#### [WHAT YOU WILL DO]
Repeat each entry as written and leave the images out of the copy.

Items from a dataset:
"""

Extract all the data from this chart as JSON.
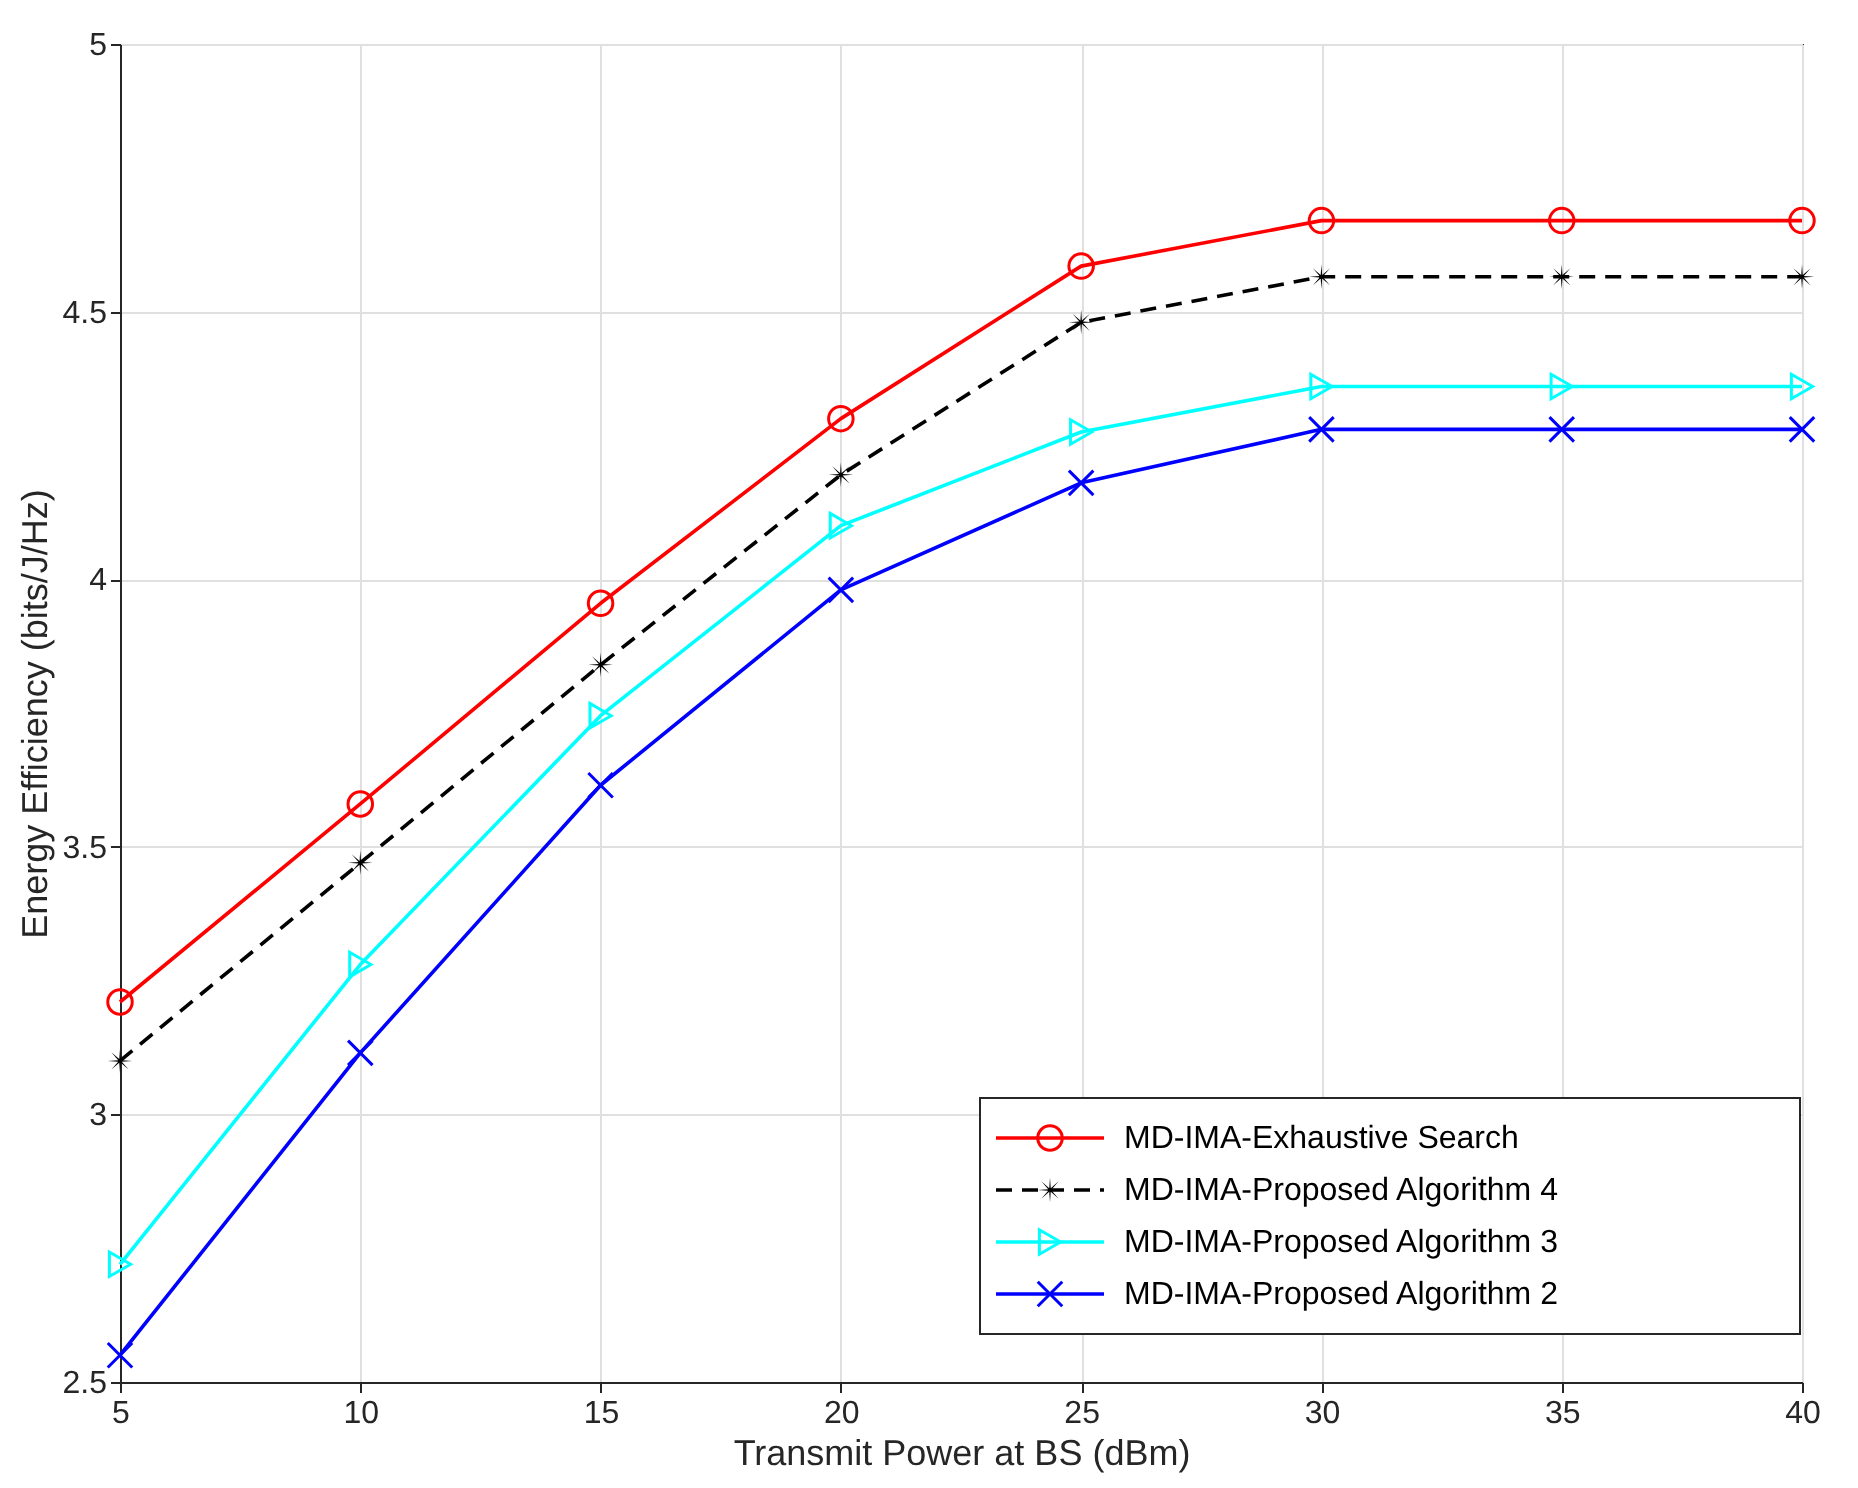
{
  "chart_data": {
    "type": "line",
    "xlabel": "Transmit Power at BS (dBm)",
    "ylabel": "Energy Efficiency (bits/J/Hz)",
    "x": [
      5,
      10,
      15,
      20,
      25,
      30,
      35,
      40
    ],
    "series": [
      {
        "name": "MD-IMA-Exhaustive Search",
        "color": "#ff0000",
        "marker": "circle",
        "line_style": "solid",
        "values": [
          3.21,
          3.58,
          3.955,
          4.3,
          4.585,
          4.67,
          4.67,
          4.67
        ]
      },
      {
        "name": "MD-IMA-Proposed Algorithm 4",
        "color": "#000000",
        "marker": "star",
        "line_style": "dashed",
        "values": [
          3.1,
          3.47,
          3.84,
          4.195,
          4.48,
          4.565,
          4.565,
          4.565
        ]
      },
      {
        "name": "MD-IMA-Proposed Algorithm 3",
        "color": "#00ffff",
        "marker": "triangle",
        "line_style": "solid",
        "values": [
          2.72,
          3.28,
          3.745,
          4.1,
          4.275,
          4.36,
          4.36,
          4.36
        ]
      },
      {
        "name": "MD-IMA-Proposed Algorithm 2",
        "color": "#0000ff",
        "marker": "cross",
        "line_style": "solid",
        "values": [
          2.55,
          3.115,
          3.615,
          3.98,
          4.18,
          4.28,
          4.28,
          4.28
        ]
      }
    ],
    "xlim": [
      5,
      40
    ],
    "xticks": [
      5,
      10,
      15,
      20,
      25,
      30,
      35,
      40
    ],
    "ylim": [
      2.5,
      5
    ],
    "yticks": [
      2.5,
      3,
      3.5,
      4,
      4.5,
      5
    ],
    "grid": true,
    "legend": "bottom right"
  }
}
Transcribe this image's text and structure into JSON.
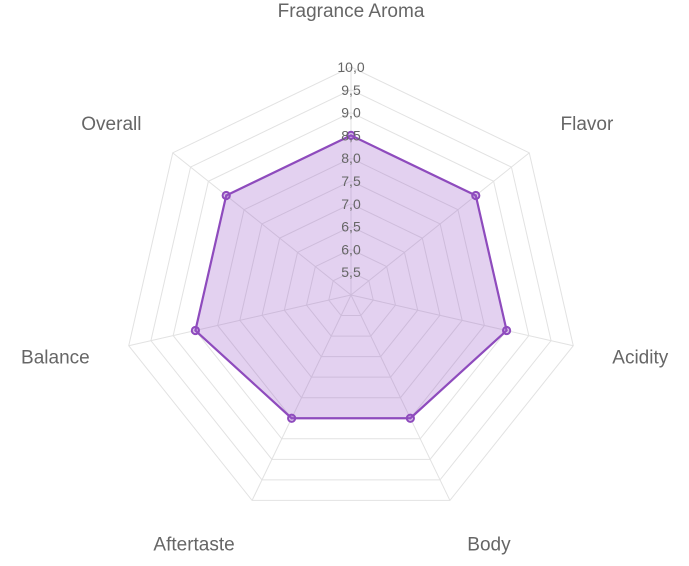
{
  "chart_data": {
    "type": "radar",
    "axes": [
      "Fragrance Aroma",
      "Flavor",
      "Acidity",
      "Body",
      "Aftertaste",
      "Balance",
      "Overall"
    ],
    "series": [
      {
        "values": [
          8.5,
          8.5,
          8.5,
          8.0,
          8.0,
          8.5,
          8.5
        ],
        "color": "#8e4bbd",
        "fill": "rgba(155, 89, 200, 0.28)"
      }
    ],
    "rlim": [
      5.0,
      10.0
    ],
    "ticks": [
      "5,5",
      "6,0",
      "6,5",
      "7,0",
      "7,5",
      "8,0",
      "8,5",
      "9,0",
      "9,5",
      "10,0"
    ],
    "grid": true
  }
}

"""

#### [RESULT FOR THIS TASK]
Extract all the data from this chart as JSON.
{
  "chart_data": {
    "type": "line",
    "xlabel": "Transmit Power at BS (dBm)",
    "ylabel": "Energy Efficiency (bits/J/Hz)",
    "x": [
      5,
      10,
      15,
      20,
      25,
      30,
      35,
      40
    ],
    "series": [
      {
        "name": "MD-IMA-Exhaustive Search",
        "color": "#ff0000",
        "marker": "circle",
        "line_style": "solid",
        "values": [
          3.21,
          3.58,
          3.955,
          4.3,
          4.585,
          4.67,
          4.67,
          4.67
        ]
      },
      {
        "name": "MD-IMA-Proposed Algorithm 4",
        "color": "#000000",
        "marker": "star",
        "line_style": "dashed",
        "values": [
          3.1,
          3.47,
          3.84,
          4.195,
          4.48,
          4.565,
          4.565,
          4.565
        ]
      },
      {
        "name": "MD-IMA-Proposed Algorithm 3",
        "color": "#00ffff",
        "marker": "triangle",
        "line_style": "solid",
        "values": [
          2.72,
          3.28,
          3.745,
          4.1,
          4.275,
          4.36,
          4.36,
          4.36
        ]
      },
      {
        "name": "MD-IMA-Proposed Algorithm 2",
        "color": "#0000ff",
        "marker": "cross",
        "line_style": "solid",
        "values": [
          2.55,
          3.115,
          3.615,
          3.98,
          4.18,
          4.28,
          4.28,
          4.28
        ]
      }
    ],
    "xlim": [
      5,
      40
    ],
    "xticks": [
      5,
      10,
      15,
      20,
      25,
      30,
      35,
      40
    ],
    "ylim": [
      2.5,
      5
    ],
    "yticks": [
      2.5,
      3,
      3.5,
      4,
      4.5,
      5
    ],
    "grid": true,
    "legend": "bottom right"
  }
}
Transcribe this image's text and structure into JSON.
{
  "chart_data": {
    "type": "radar",
    "axes": [
      "Fragrance Aroma",
      "Flavor",
      "Acidity",
      "Body",
      "Aftertaste",
      "Balance",
      "Overall"
    ],
    "series": [
      {
        "values": [
          8.5,
          8.5,
          8.5,
          8.0,
          8.0,
          8.5,
          8.5
        ],
        "color": "#8e4bbd",
        "fill": "rgba(155, 89, 200, 0.28)"
      }
    ],
    "rlim": [
      5.0,
      10.0
    ],
    "ticks": [
      "5,5",
      "6,0",
      "6,5",
      "7,0",
      "7,5",
      "8,0",
      "8,5",
      "9,0",
      "9,5",
      "10,0"
    ],
    "grid": true
  }
}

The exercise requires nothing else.